(Dataset excerpt)
--- Start ---

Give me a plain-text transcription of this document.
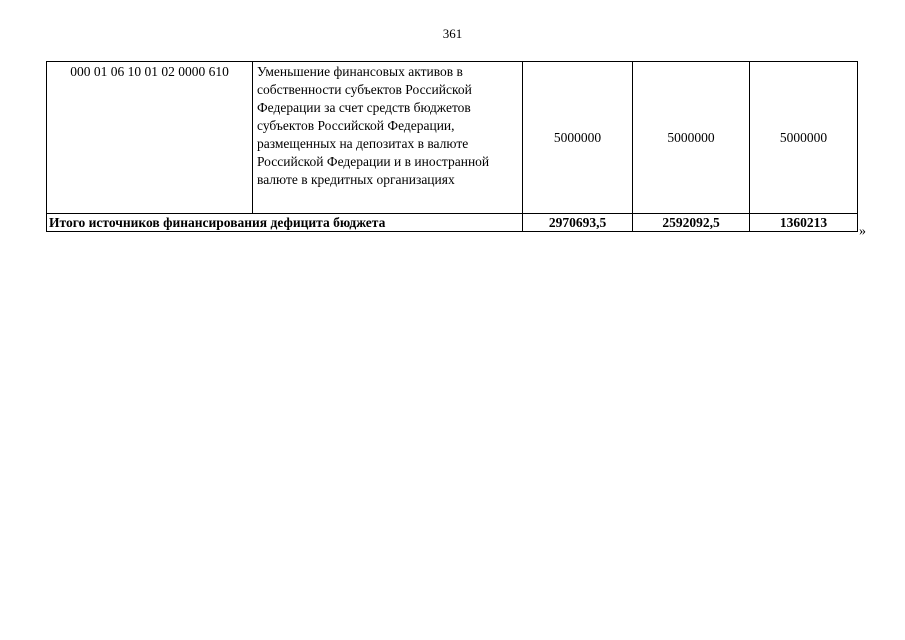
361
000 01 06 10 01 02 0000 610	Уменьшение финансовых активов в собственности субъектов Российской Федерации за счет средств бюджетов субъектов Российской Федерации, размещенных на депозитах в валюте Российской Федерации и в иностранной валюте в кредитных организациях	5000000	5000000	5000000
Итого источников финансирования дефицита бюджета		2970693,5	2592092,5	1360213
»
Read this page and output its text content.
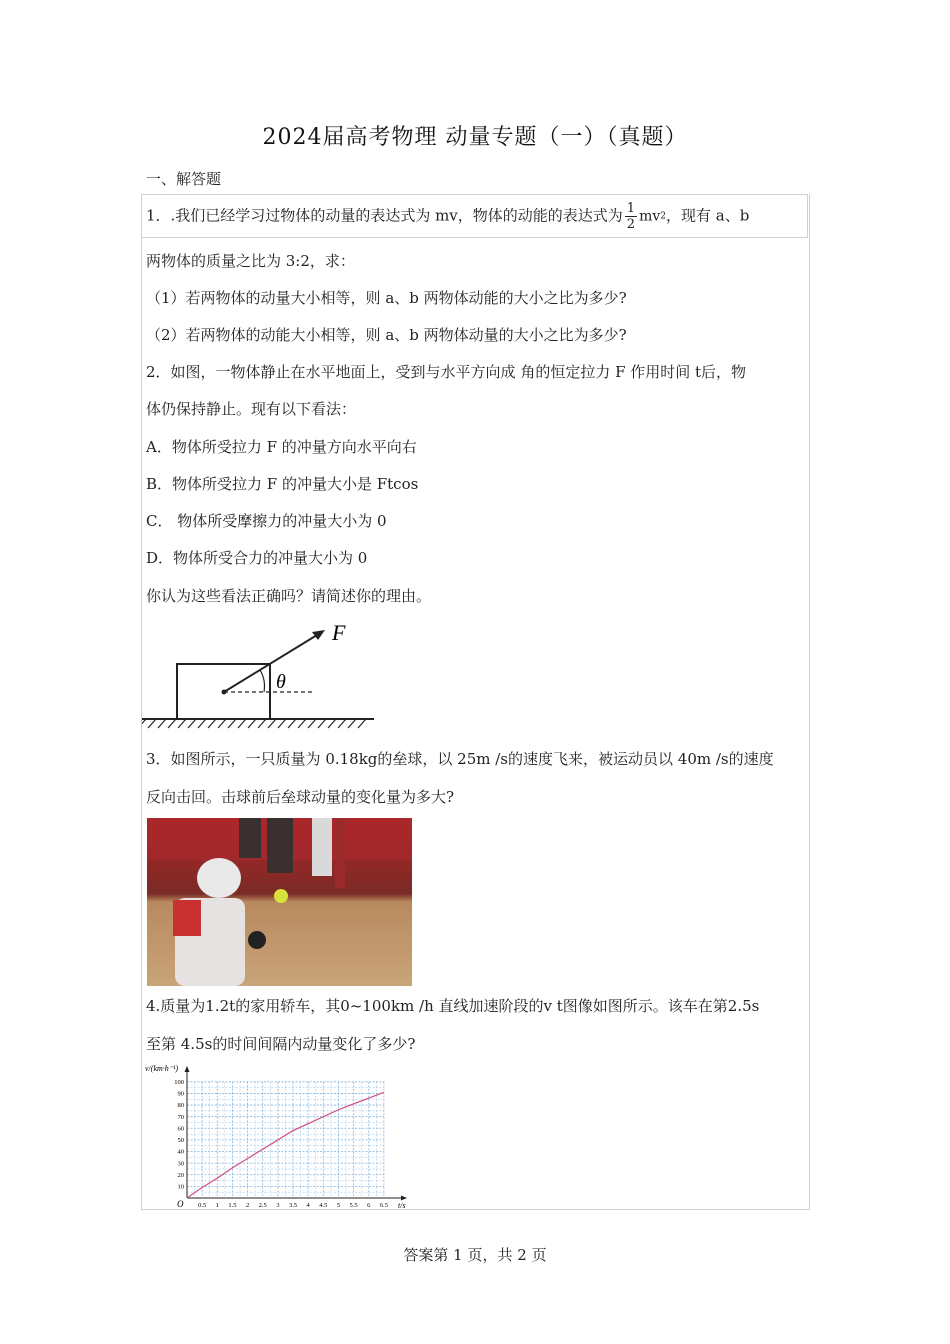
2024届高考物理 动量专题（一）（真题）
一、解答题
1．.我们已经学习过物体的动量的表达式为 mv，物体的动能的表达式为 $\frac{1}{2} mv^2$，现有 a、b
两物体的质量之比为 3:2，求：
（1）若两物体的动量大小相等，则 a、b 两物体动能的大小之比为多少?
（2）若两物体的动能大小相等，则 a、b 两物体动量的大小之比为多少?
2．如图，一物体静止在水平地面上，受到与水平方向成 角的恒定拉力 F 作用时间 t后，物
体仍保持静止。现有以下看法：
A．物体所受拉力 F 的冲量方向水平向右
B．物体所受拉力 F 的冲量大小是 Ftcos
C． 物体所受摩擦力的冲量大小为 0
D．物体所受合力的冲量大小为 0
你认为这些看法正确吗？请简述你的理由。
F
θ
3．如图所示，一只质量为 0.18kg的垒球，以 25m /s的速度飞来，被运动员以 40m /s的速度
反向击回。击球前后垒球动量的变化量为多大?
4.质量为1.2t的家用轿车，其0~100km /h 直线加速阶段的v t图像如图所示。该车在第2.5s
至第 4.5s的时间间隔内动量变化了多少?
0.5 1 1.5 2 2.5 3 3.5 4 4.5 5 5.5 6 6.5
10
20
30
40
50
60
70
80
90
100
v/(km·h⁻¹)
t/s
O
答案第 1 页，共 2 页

--- End ---

§ **Written exercise**: Return to the listing above and set it down exactly, leaving out its pictures.

§ **Solution**:
Give me a plain-text transcription of this document.
361
000 01 06 10 01 02 0000 610	Уменьшение финансовых активов в собственности субъектов Российской Федерации за счет средств бюджетов субъектов Российской Федерации, размещенных на депозитах в валюте Российской Федерации и в иностранной валюте в кредитных организациях	5000000	5000000	5000000
Итого источников финансирования дефицита бюджета		2970693,5	2592092,5	1360213
»
Read this page and output its text content.
2024届高考物理 动量专题（一）（真题）
一、解答题
1．.我们已经学习过物体的动量的表达式为 mv，物体的动能的表达式为 $\frac{1}{2} mv^2$，现有 a、b
两物体的质量之比为 3:2，求：
（1）若两物体的动量大小相等，则 a、b 两物体动能的大小之比为多少?
（2）若两物体的动能大小相等，则 a、b 两物体动量的大小之比为多少?
2．如图，一物体静止在水平地面上，受到与水平方向成 角的恒定拉力 F 作用时间 t后，物
体仍保持静止。现有以下看法：
A．物体所受拉力 F 的冲量方向水平向右
B．物体所受拉力 F 的冲量大小是 Ftcos
C． 物体所受摩擦力的冲量大小为 0
D．物体所受合力的冲量大小为 0
你认为这些看法正确吗？请简述你的理由。
F
θ
3．如图所示，一只质量为 0.18kg的垒球，以 25m /s的速度飞来，被运动员以 40m /s的速度
反向击回。击球前后垒球动量的变化量为多大?
4.质量为1.2t的家用轿车，其0~100km /h 直线加速阶段的v t图像如图所示。该车在第2.5s
至第 4.5s的时间间隔内动量变化了多少?
0.5 1 1.5 2 2.5 3 3.5 4 4.5 5 5.5 6 6.5
10
20
30
40
50
60
70
80
90
100
v/(km·h⁻¹)
t/s
O
答案第 1 页，共 2 页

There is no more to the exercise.